(Stored records)
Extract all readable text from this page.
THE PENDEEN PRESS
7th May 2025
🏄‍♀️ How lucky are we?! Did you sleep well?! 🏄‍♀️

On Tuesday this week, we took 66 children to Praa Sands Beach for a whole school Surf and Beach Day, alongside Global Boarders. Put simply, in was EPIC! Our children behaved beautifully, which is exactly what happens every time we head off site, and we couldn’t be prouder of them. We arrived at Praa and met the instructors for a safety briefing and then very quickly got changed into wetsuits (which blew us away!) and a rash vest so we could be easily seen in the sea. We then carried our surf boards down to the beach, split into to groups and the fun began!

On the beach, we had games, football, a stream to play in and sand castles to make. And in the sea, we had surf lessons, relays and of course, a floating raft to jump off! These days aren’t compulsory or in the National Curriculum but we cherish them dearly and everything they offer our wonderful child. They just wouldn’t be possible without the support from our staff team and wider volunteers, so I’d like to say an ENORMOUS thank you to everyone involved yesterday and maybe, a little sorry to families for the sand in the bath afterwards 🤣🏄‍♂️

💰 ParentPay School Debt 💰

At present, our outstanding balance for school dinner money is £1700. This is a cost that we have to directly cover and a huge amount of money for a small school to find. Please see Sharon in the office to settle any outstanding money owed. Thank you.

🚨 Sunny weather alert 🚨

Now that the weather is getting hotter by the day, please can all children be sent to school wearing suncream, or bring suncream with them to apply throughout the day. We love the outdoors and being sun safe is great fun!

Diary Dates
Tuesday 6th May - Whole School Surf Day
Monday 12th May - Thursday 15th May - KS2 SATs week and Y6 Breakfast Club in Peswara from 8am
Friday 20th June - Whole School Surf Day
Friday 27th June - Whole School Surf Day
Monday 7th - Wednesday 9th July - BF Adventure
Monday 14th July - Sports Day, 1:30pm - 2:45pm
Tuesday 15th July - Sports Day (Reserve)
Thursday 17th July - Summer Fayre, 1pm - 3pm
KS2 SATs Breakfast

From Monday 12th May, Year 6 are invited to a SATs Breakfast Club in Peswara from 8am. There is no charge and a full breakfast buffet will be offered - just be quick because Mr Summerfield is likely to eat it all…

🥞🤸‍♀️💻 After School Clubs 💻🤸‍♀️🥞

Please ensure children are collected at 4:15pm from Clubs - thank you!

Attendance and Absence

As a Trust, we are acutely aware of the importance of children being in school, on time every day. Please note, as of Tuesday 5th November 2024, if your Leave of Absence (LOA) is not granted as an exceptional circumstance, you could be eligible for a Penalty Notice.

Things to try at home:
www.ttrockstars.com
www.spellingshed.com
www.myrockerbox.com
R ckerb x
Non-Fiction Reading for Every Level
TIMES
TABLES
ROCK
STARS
...
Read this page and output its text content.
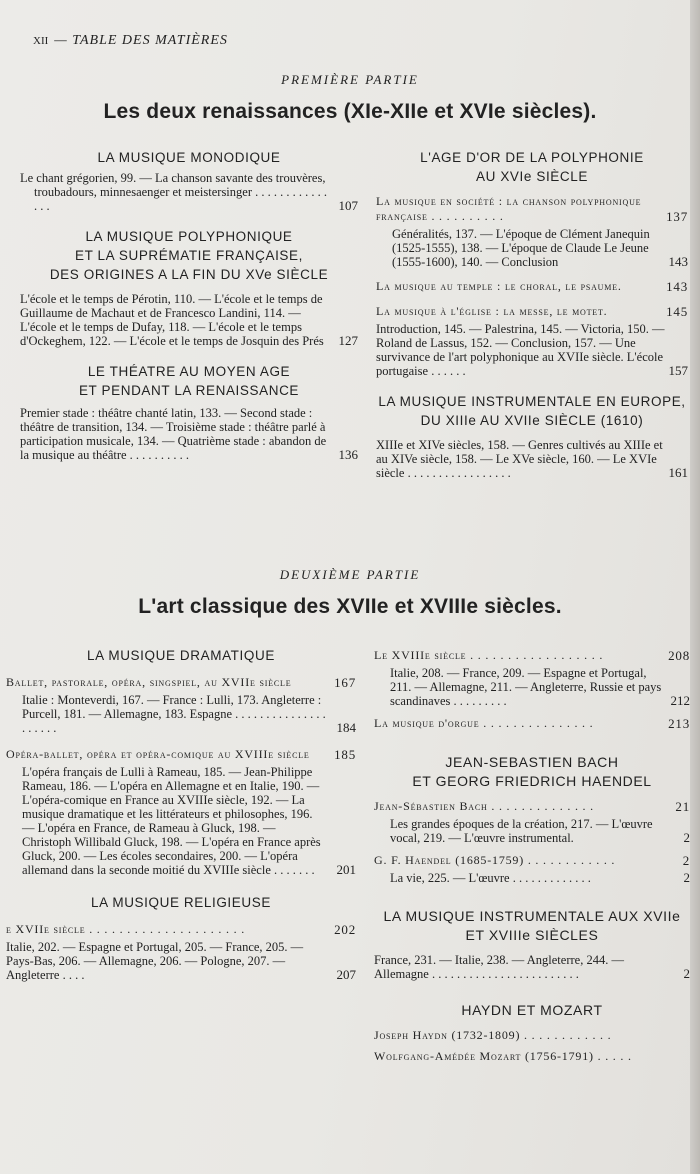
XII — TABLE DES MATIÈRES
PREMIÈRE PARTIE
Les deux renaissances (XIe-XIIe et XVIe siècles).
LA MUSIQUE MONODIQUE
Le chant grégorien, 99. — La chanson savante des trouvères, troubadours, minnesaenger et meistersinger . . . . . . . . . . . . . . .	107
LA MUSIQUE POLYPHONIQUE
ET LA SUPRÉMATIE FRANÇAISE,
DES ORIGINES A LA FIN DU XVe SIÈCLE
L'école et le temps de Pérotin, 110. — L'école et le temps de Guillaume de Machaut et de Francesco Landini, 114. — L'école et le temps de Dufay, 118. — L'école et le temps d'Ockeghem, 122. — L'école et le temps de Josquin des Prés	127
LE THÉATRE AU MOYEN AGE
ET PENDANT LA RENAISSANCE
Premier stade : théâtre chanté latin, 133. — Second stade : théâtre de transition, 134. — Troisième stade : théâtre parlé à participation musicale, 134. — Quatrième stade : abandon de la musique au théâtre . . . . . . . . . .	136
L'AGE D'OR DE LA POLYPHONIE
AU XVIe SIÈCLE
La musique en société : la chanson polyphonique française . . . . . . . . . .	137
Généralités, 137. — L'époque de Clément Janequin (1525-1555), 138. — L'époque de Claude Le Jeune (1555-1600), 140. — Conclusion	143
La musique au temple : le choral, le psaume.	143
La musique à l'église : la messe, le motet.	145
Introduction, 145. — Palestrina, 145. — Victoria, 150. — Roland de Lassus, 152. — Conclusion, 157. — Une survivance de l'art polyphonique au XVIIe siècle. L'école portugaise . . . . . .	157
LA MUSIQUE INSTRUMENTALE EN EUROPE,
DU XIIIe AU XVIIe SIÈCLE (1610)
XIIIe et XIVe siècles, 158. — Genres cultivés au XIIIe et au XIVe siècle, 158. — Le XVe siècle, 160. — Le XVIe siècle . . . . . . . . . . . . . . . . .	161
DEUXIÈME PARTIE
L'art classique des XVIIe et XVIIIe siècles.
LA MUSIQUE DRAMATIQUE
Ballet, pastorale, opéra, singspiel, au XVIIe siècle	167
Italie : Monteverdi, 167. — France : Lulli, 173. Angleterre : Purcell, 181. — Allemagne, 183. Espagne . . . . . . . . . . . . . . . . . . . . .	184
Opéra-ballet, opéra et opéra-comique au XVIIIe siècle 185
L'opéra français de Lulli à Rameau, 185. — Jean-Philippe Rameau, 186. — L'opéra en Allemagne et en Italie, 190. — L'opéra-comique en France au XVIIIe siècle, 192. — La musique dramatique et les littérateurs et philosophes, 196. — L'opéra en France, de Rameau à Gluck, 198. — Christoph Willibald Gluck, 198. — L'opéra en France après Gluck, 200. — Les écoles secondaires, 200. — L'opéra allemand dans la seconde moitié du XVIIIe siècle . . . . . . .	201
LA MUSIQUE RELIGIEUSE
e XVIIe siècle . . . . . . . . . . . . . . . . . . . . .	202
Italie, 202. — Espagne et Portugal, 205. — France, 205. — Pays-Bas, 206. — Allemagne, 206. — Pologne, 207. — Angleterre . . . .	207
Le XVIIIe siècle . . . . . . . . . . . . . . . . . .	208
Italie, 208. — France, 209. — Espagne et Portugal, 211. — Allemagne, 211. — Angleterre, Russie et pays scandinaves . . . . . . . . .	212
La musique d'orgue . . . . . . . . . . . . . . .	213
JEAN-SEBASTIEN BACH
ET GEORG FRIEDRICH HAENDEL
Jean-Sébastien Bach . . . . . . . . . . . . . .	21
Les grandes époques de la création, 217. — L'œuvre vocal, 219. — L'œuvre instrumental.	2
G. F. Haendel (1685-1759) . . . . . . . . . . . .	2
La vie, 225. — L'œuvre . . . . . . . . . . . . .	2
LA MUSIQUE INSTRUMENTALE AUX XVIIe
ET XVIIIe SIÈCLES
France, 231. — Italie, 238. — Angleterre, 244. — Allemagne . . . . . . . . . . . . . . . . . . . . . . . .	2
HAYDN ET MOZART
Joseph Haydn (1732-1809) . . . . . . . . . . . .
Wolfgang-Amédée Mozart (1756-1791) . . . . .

Task instructions. Identify the lines of the data that contain the word "Peswara". Copy each of them.

Exercise answer.
Monday 12th May - Thursday 15th May - KS2 SATs week and Y6 Breakfast Club in Peswara from 8am
From Monday 12th May, Year 6 are invited to a SATs Breakfast Club in Peswara from 8am. There is no charge and a full breakfast buffet will be offered - just be quick because Mr Summerfield is likely to eat it all…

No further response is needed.